BEGIN Data in this exercise

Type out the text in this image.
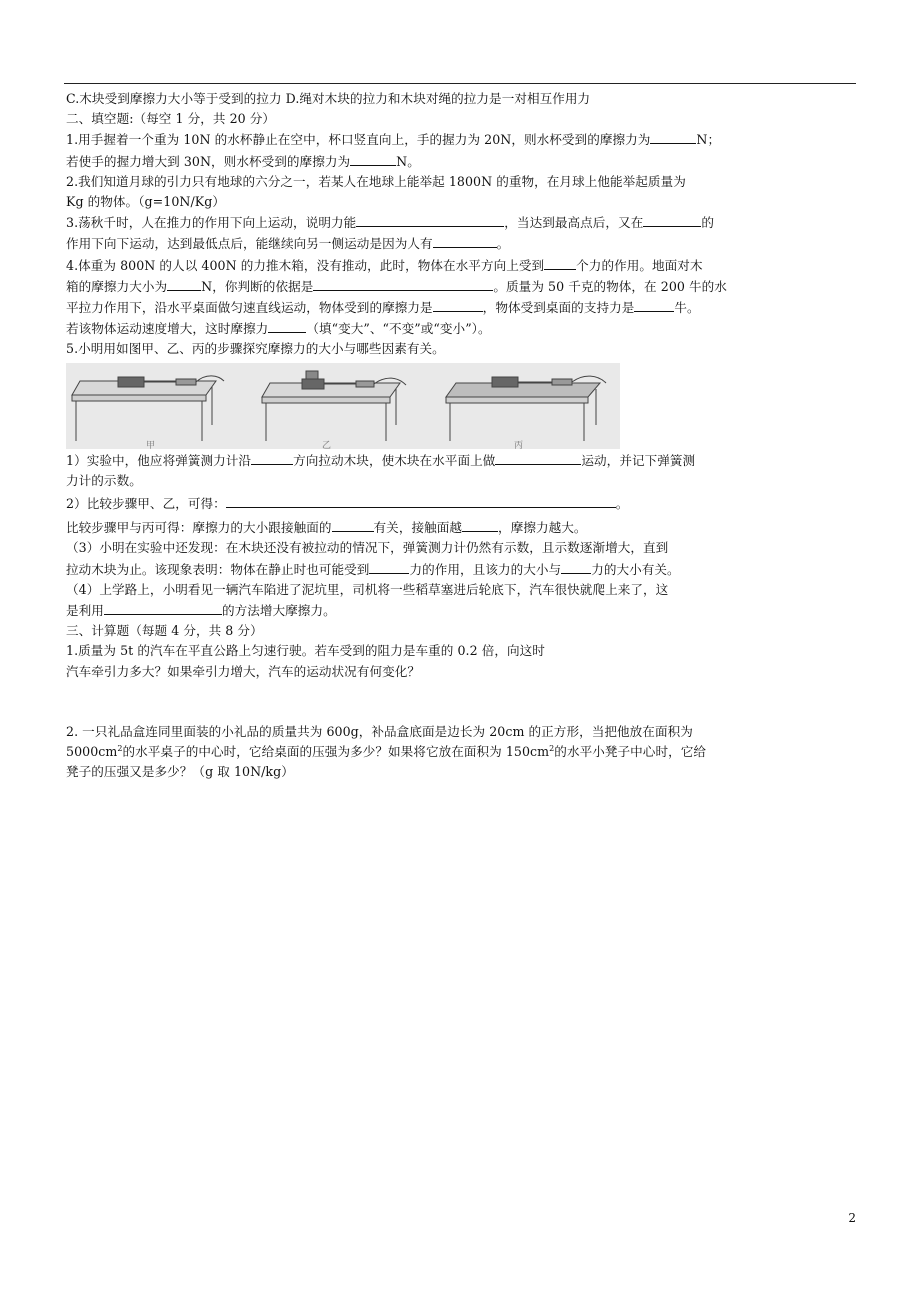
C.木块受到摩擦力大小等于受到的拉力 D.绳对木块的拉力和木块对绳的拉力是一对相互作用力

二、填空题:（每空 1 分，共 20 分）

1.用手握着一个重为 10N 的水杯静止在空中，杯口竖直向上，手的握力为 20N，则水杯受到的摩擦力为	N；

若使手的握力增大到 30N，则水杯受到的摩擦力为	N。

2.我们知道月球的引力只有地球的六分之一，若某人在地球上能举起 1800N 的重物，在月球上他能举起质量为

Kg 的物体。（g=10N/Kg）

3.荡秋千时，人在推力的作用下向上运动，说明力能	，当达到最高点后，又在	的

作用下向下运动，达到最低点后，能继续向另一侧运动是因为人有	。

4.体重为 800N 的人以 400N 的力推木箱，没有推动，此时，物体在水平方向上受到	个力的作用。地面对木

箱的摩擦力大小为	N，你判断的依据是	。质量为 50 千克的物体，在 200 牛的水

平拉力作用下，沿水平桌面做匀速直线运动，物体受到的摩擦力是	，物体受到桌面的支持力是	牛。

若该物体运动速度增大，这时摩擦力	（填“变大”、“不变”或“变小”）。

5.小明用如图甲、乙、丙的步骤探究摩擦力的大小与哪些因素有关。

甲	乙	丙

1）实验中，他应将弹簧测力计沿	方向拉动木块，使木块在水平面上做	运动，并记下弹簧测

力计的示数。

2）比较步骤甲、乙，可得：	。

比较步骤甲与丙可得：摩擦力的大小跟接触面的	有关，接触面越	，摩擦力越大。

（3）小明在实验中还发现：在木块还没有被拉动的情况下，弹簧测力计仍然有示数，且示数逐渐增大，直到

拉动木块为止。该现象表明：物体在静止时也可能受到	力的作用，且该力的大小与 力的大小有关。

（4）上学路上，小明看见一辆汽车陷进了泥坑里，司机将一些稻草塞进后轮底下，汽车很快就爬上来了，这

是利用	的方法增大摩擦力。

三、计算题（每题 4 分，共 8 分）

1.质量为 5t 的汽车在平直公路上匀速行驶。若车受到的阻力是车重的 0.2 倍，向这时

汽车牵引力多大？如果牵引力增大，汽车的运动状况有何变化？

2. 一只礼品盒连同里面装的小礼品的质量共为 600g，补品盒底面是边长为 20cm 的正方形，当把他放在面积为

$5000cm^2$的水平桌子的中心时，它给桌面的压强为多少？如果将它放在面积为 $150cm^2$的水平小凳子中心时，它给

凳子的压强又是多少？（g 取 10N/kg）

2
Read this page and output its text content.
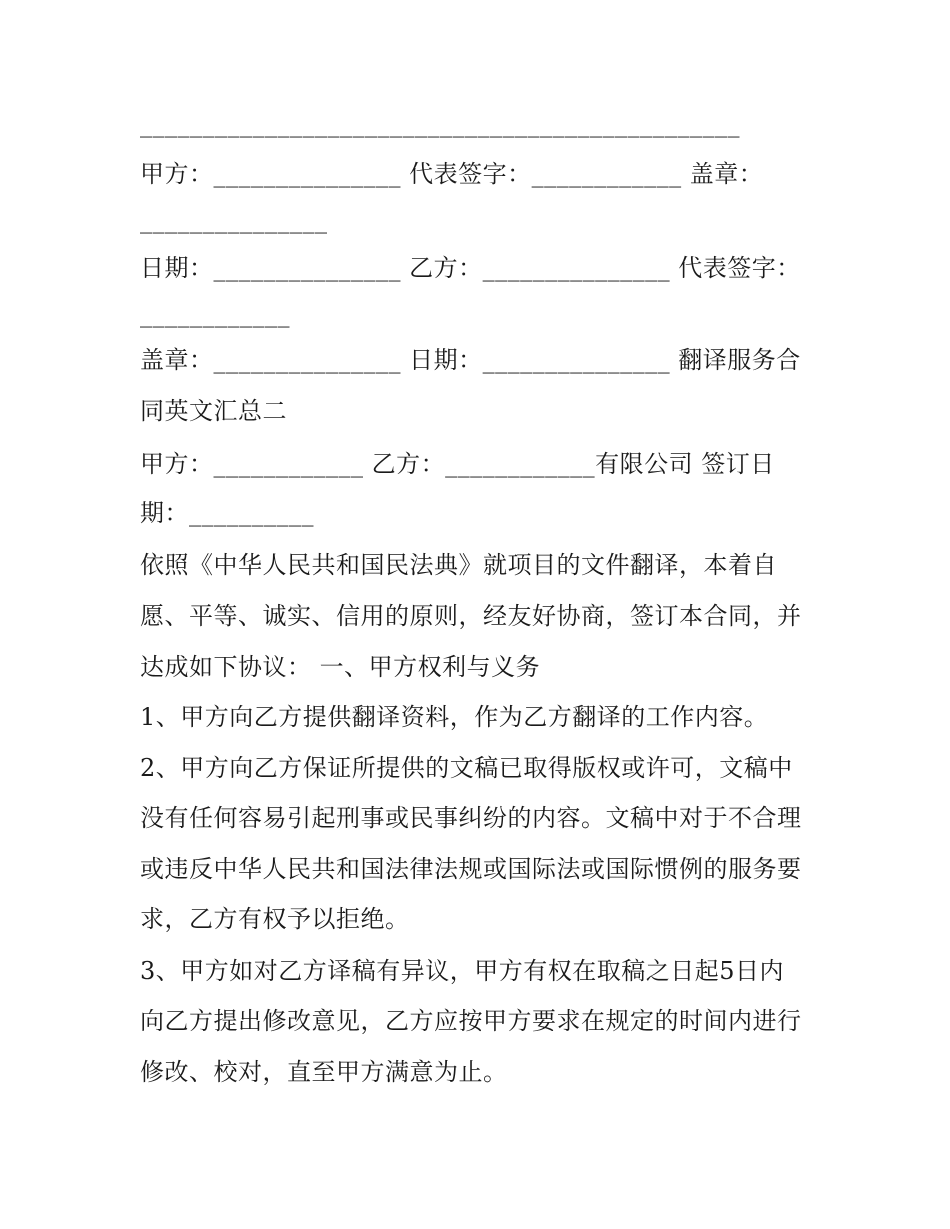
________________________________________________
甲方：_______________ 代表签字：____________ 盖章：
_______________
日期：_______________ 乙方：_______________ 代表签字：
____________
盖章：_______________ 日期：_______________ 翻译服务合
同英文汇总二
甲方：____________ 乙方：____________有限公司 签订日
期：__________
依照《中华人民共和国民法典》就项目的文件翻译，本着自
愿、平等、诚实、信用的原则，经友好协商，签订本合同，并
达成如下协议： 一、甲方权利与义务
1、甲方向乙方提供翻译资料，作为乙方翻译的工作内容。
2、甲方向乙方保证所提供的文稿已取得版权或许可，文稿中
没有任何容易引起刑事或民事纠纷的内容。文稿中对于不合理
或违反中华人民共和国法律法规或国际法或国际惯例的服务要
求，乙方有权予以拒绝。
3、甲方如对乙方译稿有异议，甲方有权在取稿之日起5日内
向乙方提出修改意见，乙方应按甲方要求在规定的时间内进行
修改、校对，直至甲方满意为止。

END Data in this exercise

_Exercise requirements_: Pull out all lines containing the word "则水杯受到的摩擦力为" from the entries above.

_Answer to the problem_:
1.用手握着一个重为 10N 的水杯静止在空中，杯口竖直向上，手的握力为 20N，则水杯受到的摩擦力为	N；
若使手的握力增大到 30N，则水杯受到的摩擦力为	N。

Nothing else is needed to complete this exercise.